### TASK PROMPT
Below are some records; retype all of them exactly.

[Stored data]
============
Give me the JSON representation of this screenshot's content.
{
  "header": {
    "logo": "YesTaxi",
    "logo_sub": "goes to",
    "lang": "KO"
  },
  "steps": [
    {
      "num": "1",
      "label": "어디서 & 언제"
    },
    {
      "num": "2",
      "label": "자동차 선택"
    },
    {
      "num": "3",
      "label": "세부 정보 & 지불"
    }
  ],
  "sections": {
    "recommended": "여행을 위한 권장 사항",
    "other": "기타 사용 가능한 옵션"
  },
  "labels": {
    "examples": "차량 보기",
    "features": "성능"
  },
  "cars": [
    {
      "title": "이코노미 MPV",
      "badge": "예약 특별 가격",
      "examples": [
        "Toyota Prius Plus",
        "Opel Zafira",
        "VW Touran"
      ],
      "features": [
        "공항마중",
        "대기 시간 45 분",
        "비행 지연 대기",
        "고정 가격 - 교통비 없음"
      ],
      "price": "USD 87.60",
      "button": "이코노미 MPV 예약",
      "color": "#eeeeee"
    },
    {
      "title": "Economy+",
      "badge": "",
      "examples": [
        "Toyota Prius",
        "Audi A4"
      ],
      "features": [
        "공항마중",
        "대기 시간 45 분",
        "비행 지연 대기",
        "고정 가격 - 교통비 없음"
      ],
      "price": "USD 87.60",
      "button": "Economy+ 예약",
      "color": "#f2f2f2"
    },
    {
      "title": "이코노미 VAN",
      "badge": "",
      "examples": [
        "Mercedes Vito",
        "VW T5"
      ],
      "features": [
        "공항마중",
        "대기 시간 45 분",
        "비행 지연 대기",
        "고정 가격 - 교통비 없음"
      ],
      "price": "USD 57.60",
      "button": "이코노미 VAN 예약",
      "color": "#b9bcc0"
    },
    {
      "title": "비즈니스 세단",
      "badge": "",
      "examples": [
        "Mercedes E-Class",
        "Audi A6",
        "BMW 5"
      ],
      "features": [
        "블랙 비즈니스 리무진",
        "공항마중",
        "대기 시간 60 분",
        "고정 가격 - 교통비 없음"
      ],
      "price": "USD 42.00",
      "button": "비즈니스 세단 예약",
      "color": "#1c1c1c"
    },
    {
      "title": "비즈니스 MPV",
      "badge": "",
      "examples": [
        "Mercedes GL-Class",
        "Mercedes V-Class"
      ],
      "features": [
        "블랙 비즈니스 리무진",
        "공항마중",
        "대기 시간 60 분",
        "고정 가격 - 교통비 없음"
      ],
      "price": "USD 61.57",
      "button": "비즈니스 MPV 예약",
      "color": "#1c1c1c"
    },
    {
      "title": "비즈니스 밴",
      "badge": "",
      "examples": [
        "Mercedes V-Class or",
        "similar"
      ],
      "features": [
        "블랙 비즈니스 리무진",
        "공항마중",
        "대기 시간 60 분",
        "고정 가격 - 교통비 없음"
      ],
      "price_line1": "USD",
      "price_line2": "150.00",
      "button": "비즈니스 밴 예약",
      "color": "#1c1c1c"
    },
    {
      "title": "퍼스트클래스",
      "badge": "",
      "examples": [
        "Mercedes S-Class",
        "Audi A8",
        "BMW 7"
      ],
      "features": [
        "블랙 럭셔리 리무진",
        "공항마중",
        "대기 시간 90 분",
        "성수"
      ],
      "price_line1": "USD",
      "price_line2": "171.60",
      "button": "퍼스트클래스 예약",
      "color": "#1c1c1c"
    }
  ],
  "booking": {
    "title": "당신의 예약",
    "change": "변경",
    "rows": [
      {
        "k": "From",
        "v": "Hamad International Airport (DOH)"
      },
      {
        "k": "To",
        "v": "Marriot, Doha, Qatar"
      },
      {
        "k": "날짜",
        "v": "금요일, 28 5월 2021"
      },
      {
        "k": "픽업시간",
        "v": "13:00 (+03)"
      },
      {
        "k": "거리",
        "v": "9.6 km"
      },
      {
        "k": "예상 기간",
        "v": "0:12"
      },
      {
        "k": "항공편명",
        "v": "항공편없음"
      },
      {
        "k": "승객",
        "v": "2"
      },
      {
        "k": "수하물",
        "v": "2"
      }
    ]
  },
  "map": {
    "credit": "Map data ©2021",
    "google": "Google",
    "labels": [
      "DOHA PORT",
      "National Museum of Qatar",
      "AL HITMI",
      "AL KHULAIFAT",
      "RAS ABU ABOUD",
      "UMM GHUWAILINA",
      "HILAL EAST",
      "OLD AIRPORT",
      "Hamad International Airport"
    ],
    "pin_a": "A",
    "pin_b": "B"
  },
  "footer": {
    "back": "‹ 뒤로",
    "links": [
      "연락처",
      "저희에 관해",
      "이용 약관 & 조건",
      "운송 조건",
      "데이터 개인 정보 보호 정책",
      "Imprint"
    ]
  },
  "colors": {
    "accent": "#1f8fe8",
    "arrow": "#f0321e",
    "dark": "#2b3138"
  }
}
============
### PROBLEM SOLUTION
Give me the JSON representation of this screenshot's content.
{
  "header": {
    "logo": "YesTaxi",
    "logo_sub": "goes to",
    "lang": "KO"
  },
  "steps": [
    {
      "num": "1",
      "label": "어디서 & 언제"
    },
    {
      "num": "2",
      "label": "자동차 선택"
    },
    {
      "num": "3",
      "label": "세부 정보 & 지불"
    }
  ],
  "sections": {
    "recommended": "여행을 위한 권장 사항",
    "other": "기타 사용 가능한 옵션"
  },
  "labels": {
    "examples": "차량 보기",
    "features": "성능"
  },
  "cars": [
    {
      "title": "이코노미 MPV",
      "badge": "예약 특별 가격",
      "examples": [
        "Toyota Prius Plus",
        "Opel Zafira",
        "VW Touran"
      ],
      "features": [
        "공항마중",
        "대기 시간 45 분",
        "비행 지연 대기",
        "고정 가격 - 교통비 없음"
      ],
      "price": "USD 87.60",
      "button": "이코노미 MPV 예약",
      "color": "#eeeeee"
    },
    {
      "title": "Economy+",
      "badge": "",
      "examples": [
        "Toyota Prius",
        "Audi A4"
      ],
      "features": [
        "공항마중",
        "대기 시간 45 분",
        "비행 지연 대기",
        "고정 가격 - 교통비 없음"
      ],
      "price": "USD 87.60",
      "button": "Economy+ 예약",
      "color": "#f2f2f2"
    },
    {
      "title": "이코노미 VAN",
      "badge": "",
      "examples": [
        "Mercedes Vito",
        "VW T5"
      ],
      "features": [
        "공항마중",
        "대기 시간 45 분",
        "비행 지연 대기",
        "고정 가격 - 교통비 없음"
      ],
      "price": "USD 57.60",
      "button": "이코노미 VAN 예약",
      "color": "#b9bcc0"
    },
    {
      "title": "비즈니스 세단",
      "badge": "",
      "examples": [
        "Mercedes E-Class",
        "Audi A6",
        "BMW 5"
      ],
      "features": [
        "블랙 비즈니스 리무진",
        "공항마중",
        "대기 시간 60 분",
        "고정 가격 - 교통비 없음"
      ],
      "price": "USD 42.00",
      "button": "비즈니스 세단 예약",
      "color": "#1c1c1c"
    },
    {
      "title": "비즈니스 MPV",
      "badge": "",
      "examples": [
        "Mercedes GL-Class",
        "Mercedes V-Class"
      ],
      "features": [
        "블랙 비즈니스 리무진",
        "공항마중",
        "대기 시간 60 분",
        "고정 가격 - 교통비 없음"
      ],
      "price": "USD 61.57",
      "button": "비즈니스 MPV 예약",
      "color": "#1c1c1c"
    },
    {
      "title": "비즈니스 밴",
      "badge": "",
      "examples": [
        "Mercedes V-Class or",
        "similar"
      ],
      "features": [
        "블랙 비즈니스 리무진",
        "공항마중",
        "대기 시간 60 분",
        "고정 가격 - 교통비 없음"
      ],
      "price_line1": "USD",
      "price_line2": "150.00",
      "button": "비즈니스 밴 예약",
      "color": "#1c1c1c"
    },
    {
      "title": "퍼스트클래스",
      "badge": "",
      "examples": [
        "Mercedes S-Class",
        "Audi A8",
        "BMW 7"
      ],
      "features": [
        "블랙 럭셔리 리무진",
        "공항마중",
        "대기 시간 90 분",
        "성수"
      ],
      "price_line1": "USD",
      "price_line2": "171.60",
      "button": "퍼스트클래스 예약",
      "color": "#1c1c1c"
    }
  ],
  "booking": {
    "title": "당신의 예약",
    "change": "변경",
    "rows": [
      {
        "k": "From",
        "v": "Hamad International Airport (DOH)"
      },
      {
        "k": "To",
        "v": "Marriot, Doha, Qatar"
      },
      {
        "k": "날짜",
        "v": "금요일, 28 5월 2021"
      },
      {
        "k": "픽업시간",
        "v": "13:00 (+03)"
      },
      {
        "k": "거리",
        "v": "9.6 km"
      },
      {
        "k": "예상 기간",
        "v": "0:12"
      },
      {
        "k": "항공편명",
        "v": "항공편없음"
      },
      {
        "k": "승객",
        "v": "2"
      },
      {
        "k": "수하물",
        "v": "2"
      }
    ]
  },
  "map": {
    "credit": "Map data ©2021",
    "google": "Google",
    "labels": [
      "DOHA PORT",
      "National Museum of Qatar",
      "AL HITMI",
      "AL KHULAIFAT",
      "RAS ABU ABOUD",
      "UMM GHUWAILINA",
      "HILAL EAST",
      "OLD AIRPORT",
      "Hamad International Airport"
    ],
    "pin_a": "A",
    "pin_b": "B"
  },
  "footer": {
    "back": "‹ 뒤로",
    "links": [
      "연락처",
      "저희에 관해",
      "이용 약관 & 조건",
      "운송 조건",
      "데이터 개인 정보 보호 정책",
      "Imprint"
    ]
  },
  "colors": {
    "accent": "#1f8fe8",
    "arrow": "#f0321e",
    "dark": "#2b3138"
  }
}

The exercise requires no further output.